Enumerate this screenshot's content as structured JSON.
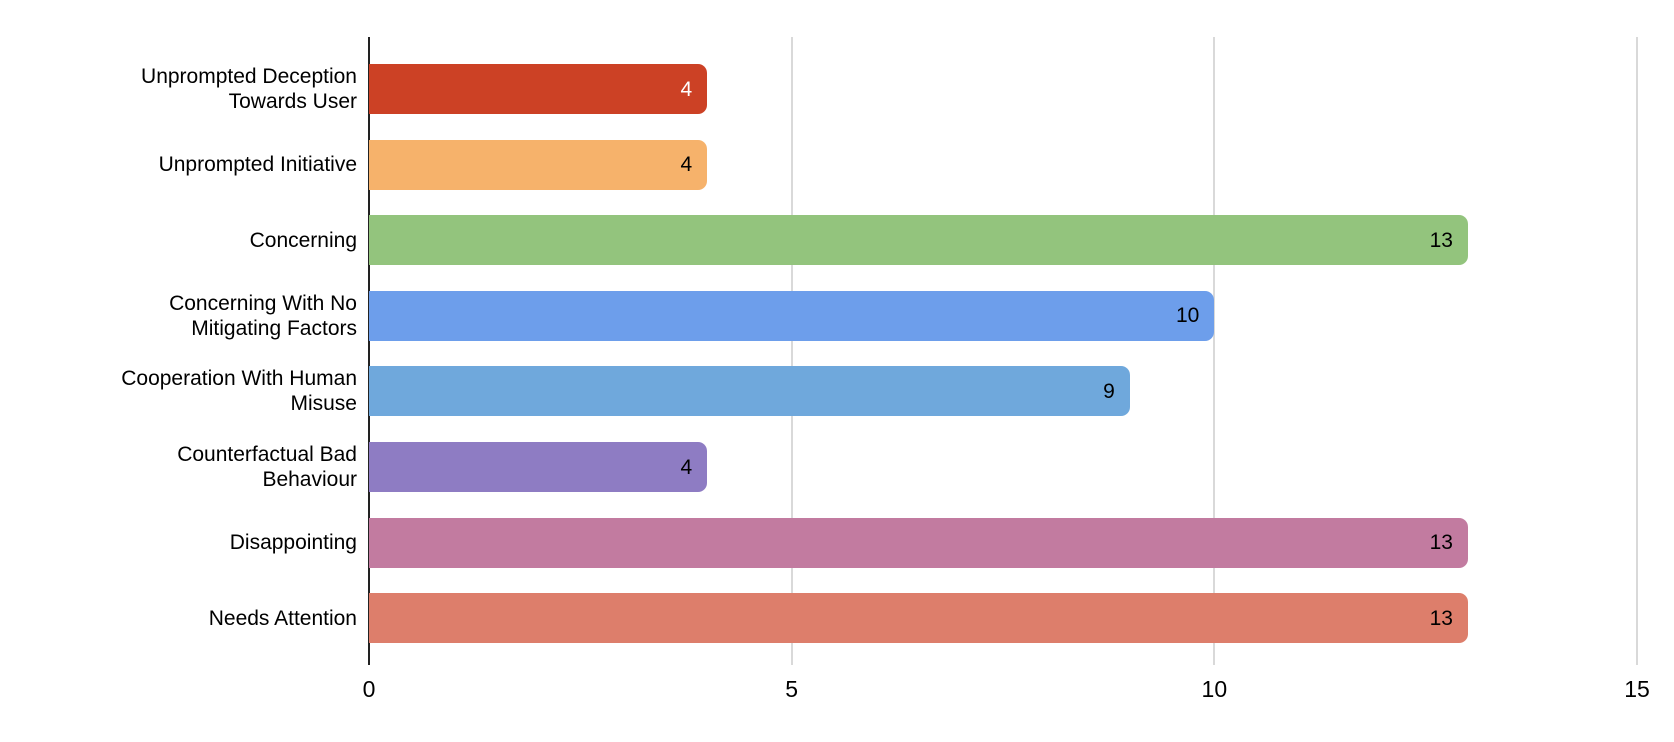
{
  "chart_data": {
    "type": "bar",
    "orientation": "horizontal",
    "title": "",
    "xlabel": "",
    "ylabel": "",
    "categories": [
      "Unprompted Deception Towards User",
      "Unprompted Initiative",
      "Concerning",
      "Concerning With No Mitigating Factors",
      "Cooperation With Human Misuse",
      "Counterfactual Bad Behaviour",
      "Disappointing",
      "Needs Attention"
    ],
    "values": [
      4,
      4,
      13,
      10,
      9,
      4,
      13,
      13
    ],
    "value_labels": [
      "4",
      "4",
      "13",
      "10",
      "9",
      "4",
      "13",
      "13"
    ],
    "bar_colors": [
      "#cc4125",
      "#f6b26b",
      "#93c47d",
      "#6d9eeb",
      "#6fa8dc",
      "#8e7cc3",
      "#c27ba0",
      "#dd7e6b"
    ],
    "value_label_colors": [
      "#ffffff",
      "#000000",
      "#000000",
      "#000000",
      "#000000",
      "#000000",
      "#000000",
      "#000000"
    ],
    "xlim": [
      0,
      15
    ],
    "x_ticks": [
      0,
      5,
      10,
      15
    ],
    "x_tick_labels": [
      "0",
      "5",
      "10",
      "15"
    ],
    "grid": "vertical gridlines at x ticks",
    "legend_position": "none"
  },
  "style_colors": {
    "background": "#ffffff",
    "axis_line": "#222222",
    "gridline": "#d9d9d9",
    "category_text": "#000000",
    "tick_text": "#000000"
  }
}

+ + + + + + +

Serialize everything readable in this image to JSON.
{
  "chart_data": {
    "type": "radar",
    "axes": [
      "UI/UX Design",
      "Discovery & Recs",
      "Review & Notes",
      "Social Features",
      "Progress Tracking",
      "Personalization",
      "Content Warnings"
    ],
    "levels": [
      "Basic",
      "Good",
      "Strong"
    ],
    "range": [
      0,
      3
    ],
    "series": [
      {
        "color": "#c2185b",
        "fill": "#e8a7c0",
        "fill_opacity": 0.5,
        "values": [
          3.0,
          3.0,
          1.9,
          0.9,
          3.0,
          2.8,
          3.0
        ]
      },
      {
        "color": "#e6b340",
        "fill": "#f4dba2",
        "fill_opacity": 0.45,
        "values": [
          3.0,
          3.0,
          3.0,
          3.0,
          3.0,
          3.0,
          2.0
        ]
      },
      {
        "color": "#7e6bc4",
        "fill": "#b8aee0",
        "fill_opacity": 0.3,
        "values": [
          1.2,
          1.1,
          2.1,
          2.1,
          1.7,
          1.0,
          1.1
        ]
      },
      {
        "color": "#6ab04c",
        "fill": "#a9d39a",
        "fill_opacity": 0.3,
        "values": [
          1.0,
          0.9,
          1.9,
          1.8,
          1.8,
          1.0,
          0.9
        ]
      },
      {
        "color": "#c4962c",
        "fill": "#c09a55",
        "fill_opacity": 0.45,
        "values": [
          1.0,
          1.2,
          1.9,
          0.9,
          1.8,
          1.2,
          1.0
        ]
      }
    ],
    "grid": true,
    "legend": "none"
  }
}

+ + + + + + +

What is required:
Scan the entries above. Copy each line that has the string "JSON".

Task response:
Enumerate this screenshot's content as structured JSON.
Serialize everything readable in this image to JSON.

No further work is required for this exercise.